Entries taken from a collection |
_ _ _ _

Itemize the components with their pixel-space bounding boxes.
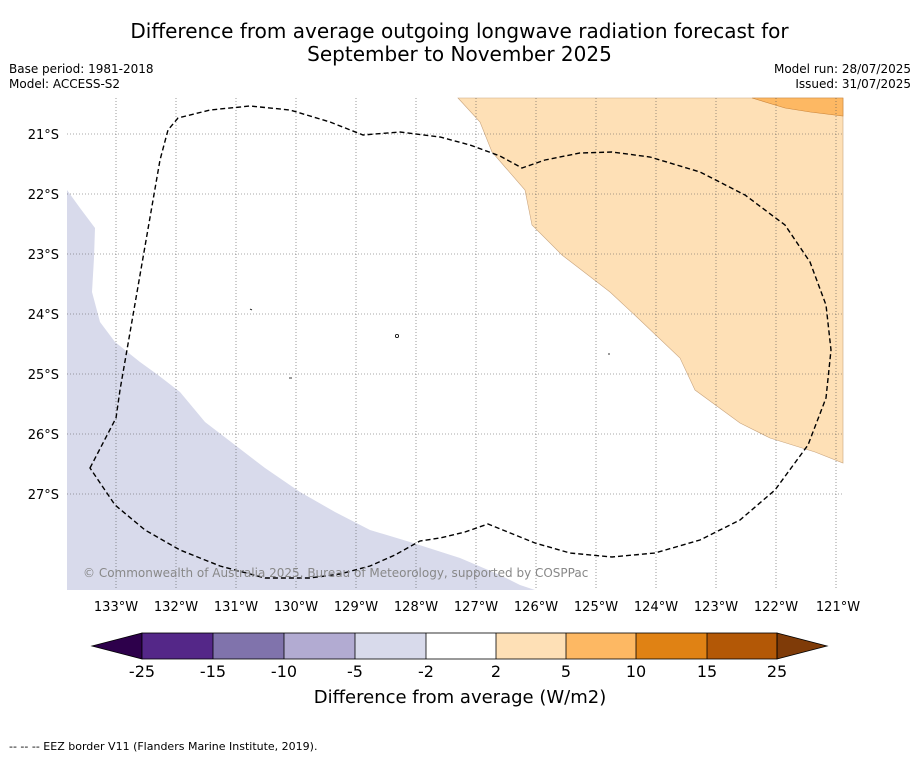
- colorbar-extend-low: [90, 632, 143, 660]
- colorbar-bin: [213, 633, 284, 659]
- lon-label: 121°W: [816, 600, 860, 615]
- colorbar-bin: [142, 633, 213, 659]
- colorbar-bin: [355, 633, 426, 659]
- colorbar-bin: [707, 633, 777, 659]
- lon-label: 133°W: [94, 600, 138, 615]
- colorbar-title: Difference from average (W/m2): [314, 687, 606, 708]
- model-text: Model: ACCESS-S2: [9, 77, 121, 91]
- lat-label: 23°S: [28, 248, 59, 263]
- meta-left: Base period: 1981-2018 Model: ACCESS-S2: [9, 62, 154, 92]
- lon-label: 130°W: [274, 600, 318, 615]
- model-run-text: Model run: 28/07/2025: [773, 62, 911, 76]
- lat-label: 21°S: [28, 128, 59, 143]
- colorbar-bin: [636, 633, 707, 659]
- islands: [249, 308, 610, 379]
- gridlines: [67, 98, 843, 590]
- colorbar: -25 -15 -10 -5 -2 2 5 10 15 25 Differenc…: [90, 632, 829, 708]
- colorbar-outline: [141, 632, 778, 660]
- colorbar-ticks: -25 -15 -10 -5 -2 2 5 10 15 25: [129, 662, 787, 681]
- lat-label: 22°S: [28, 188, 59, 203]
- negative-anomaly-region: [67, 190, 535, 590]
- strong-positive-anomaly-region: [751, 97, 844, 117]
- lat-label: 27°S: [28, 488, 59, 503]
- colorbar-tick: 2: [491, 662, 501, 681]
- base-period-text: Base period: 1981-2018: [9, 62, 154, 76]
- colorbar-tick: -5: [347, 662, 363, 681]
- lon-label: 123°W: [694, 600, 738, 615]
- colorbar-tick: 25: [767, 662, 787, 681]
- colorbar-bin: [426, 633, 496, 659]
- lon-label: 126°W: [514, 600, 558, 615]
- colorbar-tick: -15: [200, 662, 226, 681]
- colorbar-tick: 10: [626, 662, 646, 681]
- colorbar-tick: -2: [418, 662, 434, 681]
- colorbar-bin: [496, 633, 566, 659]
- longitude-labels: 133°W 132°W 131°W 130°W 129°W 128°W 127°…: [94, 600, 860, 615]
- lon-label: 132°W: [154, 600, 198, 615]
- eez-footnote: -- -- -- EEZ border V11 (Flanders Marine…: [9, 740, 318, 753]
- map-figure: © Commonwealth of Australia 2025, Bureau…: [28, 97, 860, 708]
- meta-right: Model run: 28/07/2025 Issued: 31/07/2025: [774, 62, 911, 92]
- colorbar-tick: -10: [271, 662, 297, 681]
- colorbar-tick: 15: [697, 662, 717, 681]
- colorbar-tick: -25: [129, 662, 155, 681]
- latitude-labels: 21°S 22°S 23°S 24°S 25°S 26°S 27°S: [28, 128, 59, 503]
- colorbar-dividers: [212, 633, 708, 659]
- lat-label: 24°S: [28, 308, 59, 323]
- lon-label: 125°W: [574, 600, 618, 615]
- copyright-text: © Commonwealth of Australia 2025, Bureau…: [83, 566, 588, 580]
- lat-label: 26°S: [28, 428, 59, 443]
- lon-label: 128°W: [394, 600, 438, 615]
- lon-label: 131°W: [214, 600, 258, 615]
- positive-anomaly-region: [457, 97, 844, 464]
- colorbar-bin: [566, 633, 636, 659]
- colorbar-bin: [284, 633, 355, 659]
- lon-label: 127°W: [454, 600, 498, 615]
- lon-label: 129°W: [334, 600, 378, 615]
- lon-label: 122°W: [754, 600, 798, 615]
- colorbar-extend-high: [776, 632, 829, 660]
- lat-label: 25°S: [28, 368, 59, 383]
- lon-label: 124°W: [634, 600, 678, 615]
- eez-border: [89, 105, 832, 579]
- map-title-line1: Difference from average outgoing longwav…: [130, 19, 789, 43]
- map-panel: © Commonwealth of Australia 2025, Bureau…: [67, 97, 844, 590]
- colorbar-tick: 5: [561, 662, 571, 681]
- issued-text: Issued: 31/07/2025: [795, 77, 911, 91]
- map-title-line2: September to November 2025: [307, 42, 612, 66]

_ _ _ _

Exercise details | Update the entries by replacing every instance of "lon-label" with "longitude-label" and leaving all other text unchanged. Leave the pictures out of your answer.

Result for this exercise |
Itemize the components with their pixel-space bounding boxes.
- colorbar-extend-low: [90, 632, 143, 660]
- colorbar-bin: [213, 633, 284, 659]
- longitude-label: 121°W: [816, 600, 860, 615]
- colorbar-bin: [142, 633, 213, 659]
- colorbar-bin: [355, 633, 426, 659]
- colorbar-bin: [707, 633, 777, 659]
- longitude-label: 133°W: [94, 600, 138, 615]
- colorbar-title: Difference from average (W/m2): [314, 687, 606, 708]
- model-text: Model: ACCESS-S2: [9, 77, 121, 91]
- lat-label: 23°S: [28, 248, 59, 263]
- meta-left: Base period: 1981-2018 Model: ACCESS-S2: [9, 62, 154, 92]
- longitude-label: 130°W: [274, 600, 318, 615]
- model-run-text: Model run: 28/07/2025: [773, 62, 911, 76]
- lat-label: 21°S: [28, 128, 59, 143]
- colorbar-bin: [636, 633, 707, 659]
- islands: [249, 308, 610, 379]
- gridlines: [67, 98, 843, 590]
- colorbar: -25 -15 -10 -5 -2 2 5 10 15 25 Differenc…: [90, 632, 829, 708]
- colorbar-outline: [141, 632, 778, 660]
- colorbar-ticks: -25 -15 -10 -5 -2 2 5 10 15 25: [129, 662, 787, 681]
- lat-label: 22°S: [28, 188, 59, 203]
- negative-anomaly-region: [67, 190, 535, 590]
- strong-positive-anomaly-region: [751, 97, 844, 117]
- lat-label: 27°S: [28, 488, 59, 503]
- colorbar-tick: 2: [491, 662, 501, 681]
- base-period-text: Base period: 1981-2018: [9, 62, 154, 76]
- colorbar-tick: -5: [347, 662, 363, 681]
- longitude-label: 123°W: [694, 600, 738, 615]
- colorbar-tick: 25: [767, 662, 787, 681]
- colorbar-bin: [426, 633, 496, 659]
- longitude-label: 126°W: [514, 600, 558, 615]
- colorbar-tick: -15: [200, 662, 226, 681]
- colorbar-tick: 10: [626, 662, 646, 681]
- colorbar-tick: -2: [418, 662, 434, 681]
- colorbar-bin: [496, 633, 566, 659]
- longitude-labels: 133°W 132°W 131°W 130°W 129°W 128°W 127°…: [94, 600, 860, 615]
- longitude-label: 132°W: [154, 600, 198, 615]
- eez-footnote: -- -- -- EEZ border V11 (Flanders Marine…: [9, 740, 318, 753]
- map-figure: © Commonwealth of Australia 2025, Bureau…: [28, 97, 860, 708]
- meta-right: Model run: 28/07/2025 Issued: 31/07/2025: [774, 62, 911, 92]
- colorbar-tick: -10: [271, 662, 297, 681]
- colorbar-tick: 15: [697, 662, 717, 681]
- colorbar-tick: -25: [129, 662, 155, 681]
- latitude-labels: 21°S 22°S 23°S 24°S 25°S 26°S 27°S: [28, 128, 59, 503]
- colorbar-dividers: [212, 633, 708, 659]
- lat-label: 24°S: [28, 308, 59, 323]
- longitude-label: 125°W: [574, 600, 618, 615]
- copyright-text: © Commonwealth of Australia 2025, Bureau…: [83, 566, 588, 580]
- lat-label: 26°S: [28, 428, 59, 443]
- longitude-label: 128°W: [394, 600, 438, 615]
- longitude-label: 131°W: [214, 600, 258, 615]
- positive-anomaly-region: [457, 97, 844, 464]
- colorbar-bin: [566, 633, 636, 659]
- colorbar-bin: [284, 633, 355, 659]
- longitude-label: 127°W: [454, 600, 498, 615]
- longitude-label: 129°W: [334, 600, 378, 615]
- longitude-label: 122°W: [754, 600, 798, 615]
- colorbar-extend-high: [776, 632, 829, 660]
- lat-label: 25°S: [28, 368, 59, 383]
- longitude-label: 124°W: [634, 600, 678, 615]
- eez-border: [89, 105, 832, 579]
- map-title-line1: Difference from average outgoing longwav…: [130, 19, 789, 43]
- map-panel: © Commonwealth of Australia 2025, Bureau…: [67, 97, 844, 590]
- colorbar-tick: 5: [561, 662, 571, 681]
- issued-text: Issued: 31/07/2025: [795, 77, 911, 91]
- map-title-line2: September to November 2025: [307, 42, 612, 66]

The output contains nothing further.